## WORK INSTRUCTIONS
Select every line containing the word "Today" from the material, and copy those lines.

#####

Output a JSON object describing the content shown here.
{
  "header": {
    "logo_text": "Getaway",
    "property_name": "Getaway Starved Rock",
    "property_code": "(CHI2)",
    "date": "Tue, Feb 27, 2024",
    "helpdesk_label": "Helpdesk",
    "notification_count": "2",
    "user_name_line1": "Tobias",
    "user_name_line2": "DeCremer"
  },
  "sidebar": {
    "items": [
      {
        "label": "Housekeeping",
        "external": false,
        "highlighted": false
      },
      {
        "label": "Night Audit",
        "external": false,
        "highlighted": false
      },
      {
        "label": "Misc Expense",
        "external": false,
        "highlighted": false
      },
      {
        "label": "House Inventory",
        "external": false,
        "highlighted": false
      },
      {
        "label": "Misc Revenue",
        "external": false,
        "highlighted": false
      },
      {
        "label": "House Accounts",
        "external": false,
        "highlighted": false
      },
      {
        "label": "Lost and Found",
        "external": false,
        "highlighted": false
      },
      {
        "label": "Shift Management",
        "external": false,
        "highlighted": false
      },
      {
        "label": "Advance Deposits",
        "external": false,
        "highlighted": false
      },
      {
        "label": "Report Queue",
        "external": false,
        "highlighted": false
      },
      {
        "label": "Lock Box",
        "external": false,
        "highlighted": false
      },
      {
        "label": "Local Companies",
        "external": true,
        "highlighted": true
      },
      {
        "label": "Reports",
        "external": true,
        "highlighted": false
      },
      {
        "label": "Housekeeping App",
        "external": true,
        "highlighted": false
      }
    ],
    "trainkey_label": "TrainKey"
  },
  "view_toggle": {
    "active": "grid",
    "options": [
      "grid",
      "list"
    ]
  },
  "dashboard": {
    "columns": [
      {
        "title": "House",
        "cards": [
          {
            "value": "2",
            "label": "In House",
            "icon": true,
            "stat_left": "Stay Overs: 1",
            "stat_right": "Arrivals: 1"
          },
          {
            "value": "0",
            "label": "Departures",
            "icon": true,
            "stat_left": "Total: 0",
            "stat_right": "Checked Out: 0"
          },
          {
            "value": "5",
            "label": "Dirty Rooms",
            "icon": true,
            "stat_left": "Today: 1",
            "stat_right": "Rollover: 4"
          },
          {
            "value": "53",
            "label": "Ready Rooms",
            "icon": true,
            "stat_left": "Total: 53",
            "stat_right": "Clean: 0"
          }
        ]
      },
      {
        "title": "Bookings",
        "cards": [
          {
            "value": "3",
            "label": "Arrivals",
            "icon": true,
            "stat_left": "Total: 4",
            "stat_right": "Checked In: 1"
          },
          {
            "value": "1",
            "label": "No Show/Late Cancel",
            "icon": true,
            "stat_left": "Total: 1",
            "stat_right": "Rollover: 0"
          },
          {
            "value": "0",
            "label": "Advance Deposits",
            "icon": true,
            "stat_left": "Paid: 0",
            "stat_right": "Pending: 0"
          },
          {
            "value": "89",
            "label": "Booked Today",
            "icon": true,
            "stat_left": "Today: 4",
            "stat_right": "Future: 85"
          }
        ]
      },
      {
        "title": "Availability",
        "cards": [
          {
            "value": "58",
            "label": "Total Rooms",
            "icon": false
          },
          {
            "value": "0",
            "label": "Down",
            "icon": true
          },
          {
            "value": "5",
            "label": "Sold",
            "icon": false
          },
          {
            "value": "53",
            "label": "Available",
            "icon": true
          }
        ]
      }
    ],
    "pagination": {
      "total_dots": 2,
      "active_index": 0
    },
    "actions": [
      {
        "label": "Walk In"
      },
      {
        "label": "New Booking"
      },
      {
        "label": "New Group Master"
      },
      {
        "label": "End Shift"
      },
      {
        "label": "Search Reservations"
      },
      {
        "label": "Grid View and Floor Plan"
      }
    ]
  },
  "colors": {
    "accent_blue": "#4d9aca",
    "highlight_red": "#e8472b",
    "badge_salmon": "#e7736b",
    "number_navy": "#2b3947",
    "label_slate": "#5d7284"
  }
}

#####

## RESPONSE TO THE EXERCISE
            "stat_left": "Today: 1",
            "label": "Booked Today",
            "stat_left": "Today: 4",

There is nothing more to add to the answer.